# THE PROBLEM
Repeat all entries exactly.

# DATA FOR PROCESSING
________________________________________
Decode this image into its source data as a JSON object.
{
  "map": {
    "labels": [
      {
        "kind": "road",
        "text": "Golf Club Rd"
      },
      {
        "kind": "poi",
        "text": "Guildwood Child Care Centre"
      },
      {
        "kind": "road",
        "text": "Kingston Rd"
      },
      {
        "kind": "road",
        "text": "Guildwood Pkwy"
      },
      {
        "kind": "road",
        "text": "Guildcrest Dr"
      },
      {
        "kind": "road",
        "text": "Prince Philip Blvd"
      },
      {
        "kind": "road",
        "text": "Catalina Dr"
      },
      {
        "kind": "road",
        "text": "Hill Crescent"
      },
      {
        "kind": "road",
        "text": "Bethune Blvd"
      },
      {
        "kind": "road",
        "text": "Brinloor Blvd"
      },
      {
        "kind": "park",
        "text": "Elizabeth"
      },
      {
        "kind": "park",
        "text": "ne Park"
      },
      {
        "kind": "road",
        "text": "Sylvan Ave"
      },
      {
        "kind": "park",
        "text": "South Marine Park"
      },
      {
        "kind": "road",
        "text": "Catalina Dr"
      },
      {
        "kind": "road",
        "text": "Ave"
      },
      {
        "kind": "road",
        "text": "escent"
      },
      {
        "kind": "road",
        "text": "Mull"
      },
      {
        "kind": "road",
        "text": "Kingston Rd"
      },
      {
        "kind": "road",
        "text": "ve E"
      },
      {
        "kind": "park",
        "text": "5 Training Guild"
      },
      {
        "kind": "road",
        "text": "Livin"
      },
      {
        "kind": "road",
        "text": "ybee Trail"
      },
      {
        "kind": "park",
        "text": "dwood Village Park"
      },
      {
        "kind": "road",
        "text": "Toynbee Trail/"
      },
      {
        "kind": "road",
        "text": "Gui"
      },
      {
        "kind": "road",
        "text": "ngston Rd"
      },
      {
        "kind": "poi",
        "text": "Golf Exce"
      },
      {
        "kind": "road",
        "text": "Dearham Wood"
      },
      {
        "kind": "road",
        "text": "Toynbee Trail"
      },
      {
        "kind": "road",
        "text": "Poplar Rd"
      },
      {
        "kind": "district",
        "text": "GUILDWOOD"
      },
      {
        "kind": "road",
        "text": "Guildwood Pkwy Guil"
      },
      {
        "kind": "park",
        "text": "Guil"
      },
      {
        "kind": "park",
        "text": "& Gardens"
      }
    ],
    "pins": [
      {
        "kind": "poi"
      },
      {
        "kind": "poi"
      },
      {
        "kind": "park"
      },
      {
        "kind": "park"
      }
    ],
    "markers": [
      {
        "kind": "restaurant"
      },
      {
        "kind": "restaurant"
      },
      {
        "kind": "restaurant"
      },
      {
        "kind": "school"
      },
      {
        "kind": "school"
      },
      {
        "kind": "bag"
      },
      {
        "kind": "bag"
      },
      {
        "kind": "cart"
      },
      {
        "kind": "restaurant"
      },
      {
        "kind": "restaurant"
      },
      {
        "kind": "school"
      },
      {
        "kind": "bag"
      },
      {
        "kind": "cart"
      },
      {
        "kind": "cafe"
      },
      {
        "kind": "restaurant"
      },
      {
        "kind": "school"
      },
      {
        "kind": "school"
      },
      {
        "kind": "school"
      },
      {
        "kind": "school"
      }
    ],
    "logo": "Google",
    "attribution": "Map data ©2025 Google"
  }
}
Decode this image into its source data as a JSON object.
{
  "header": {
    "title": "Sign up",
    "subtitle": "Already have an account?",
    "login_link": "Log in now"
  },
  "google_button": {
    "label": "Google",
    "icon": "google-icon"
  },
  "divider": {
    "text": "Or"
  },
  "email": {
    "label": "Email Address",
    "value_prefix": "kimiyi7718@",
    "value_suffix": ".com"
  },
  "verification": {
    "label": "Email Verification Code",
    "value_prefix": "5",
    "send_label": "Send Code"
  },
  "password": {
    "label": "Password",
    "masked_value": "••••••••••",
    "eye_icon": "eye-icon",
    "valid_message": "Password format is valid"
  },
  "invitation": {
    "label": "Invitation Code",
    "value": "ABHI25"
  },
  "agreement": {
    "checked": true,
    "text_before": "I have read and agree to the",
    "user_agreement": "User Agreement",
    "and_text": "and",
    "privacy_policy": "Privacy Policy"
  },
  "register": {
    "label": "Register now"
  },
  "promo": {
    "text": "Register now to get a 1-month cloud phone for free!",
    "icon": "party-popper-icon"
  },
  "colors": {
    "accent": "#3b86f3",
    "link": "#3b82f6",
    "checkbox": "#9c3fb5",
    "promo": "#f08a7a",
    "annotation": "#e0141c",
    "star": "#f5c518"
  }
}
________________________________________
# EXERCISE RESULT
Decode this image into its source data as a JSON object.
{
  "map": {
    "labels": [
      {
        "kind": "road",
        "text": "Golf Club Rd"
      },
      {
        "kind": "poi",
        "text": "Guildwood Child Care Centre"
      },
      {
        "kind": "road",
        "text": "Kingston Rd"
      },
      {
        "kind": "road",
        "text": "Guildwood Pkwy"
      },
      {
        "kind": "road",
        "text": "Guildcrest Dr"
      },
      {
        "kind": "road",
        "text": "Prince Philip Blvd"
      },
      {
        "kind": "road",
        "text": "Catalina Dr"
      },
      {
        "kind": "road",
        "text": "Hill Crescent"
      },
      {
        "kind": "road",
        "text": "Bethune Blvd"
      },
      {
        "kind": "road",
        "text": "Brinloor Blvd"
      },
      {
        "kind": "park",
        "text": "Elizabeth"
      },
      {
        "kind": "park",
        "text": "ne Park"
      },
      {
        "kind": "road",
        "text": "Sylvan Ave"
      },
      {
        "kind": "park",
        "text": "South Marine Park"
      },
      {
        "kind": "road",
        "text": "Catalina Dr"
      },
      {
        "kind": "road",
        "text": "Ave"
      },
      {
        "kind": "road",
        "text": "escent"
      },
      {
        "kind": "road",
        "text": "Mull"
      },
      {
        "kind": "road",
        "text": "Kingston Rd"
      },
      {
        "kind": "road",
        "text": "ve E"
      },
      {
        "kind": "park",
        "text": "5 Training Guild"
      },
      {
        "kind": "road",
        "text": "Livin"
      },
      {
        "kind": "road",
        "text": "ybee Trail"
      },
      {
        "kind": "park",
        "text": "dwood Village Park"
      },
      {
        "kind": "road",
        "text": "Toynbee Trail/"
      },
      {
        "kind": "road",
        "text": "Gui"
      },
      {
        "kind": "road",
        "text": "ngston Rd"
      },
      {
        "kind": "poi",
        "text": "Golf Exce"
      },
      {
        "kind": "road",
        "text": "Dearham Wood"
      },
      {
        "kind": "road",
        "text": "Toynbee Trail"
      },
      {
        "kind": "road",
        "text": "Poplar Rd"
      },
      {
        "kind": "district",
        "text": "GUILDWOOD"
      },
      {
        "kind": "road",
        "text": "Guildwood Pkwy Guil"
      },
      {
        "kind": "park",
        "text": "Guil"
      },
      {
        "kind": "park",
        "text": "& Gardens"
      }
    ],
    "pins": [
      {
        "kind": "poi"
      },
      {
        "kind": "poi"
      },
      {
        "kind": "park"
      },
      {
        "kind": "park"
      }
    ],
    "markers": [
      {
        "kind": "restaurant"
      },
      {
        "kind": "restaurant"
      },
      {
        "kind": "restaurant"
      },
      {
        "kind": "school"
      },
      {
        "kind": "school"
      },
      {
        "kind": "bag"
      },
      {
        "kind": "bag"
      },
      {
        "kind": "cart"
      },
      {
        "kind": "restaurant"
      },
      {
        "kind": "restaurant"
      },
      {
        "kind": "school"
      },
      {
        "kind": "bag"
      },
      {
        "kind": "cart"
      },
      {
        "kind": "cafe"
      },
      {
        "kind": "restaurant"
      },
      {
        "kind": "school"
      },
      {
        "kind": "school"
      },
      {
        "kind": "school"
      },
      {
        "kind": "school"
      }
    ],
    "logo": "Google",
    "attribution": "Map data ©2025 Google"
  }
}
Decode this image into its source data as a JSON object.
{
  "header": {
    "title": "Sign up",
    "subtitle": "Already have an account?",
    "login_link": "Log in now"
  },
  "google_button": {
    "label": "Google",
    "icon": "google-icon"
  },
  "divider": {
    "text": "Or"
  },
  "email": {
    "label": "Email Address",
    "value_prefix": "kimiyi7718@",
    "value_suffix": ".com"
  },
  "verification": {
    "label": "Email Verification Code",
    "value_prefix": "5",
    "send_label": "Send Code"
  },
  "password": {
    "label": "Password",
    "masked_value": "••••••••••",
    "eye_icon": "eye-icon",
    "valid_message": "Password format is valid"
  },
  "invitation": {
    "label": "Invitation Code",
    "value": "ABHI25"
  },
  "agreement": {
    "checked": true,
    "text_before": "I have read and agree to the",
    "user_agreement": "User Agreement",
    "and_text": "and",
    "privacy_policy": "Privacy Policy"
  },
  "register": {
    "label": "Register now"
  },
  "promo": {
    "text": "Register now to get a 1-month cloud phone for free!",
    "icon": "party-popper-icon"
  },
  "colors": {
    "accent": "#3b86f3",
    "link": "#3b82f6",
    "checkbox": "#9c3fb5",
    "promo": "#f08a7a",
    "annotation": "#e0141c",
    "star": "#f5c518"
  }
}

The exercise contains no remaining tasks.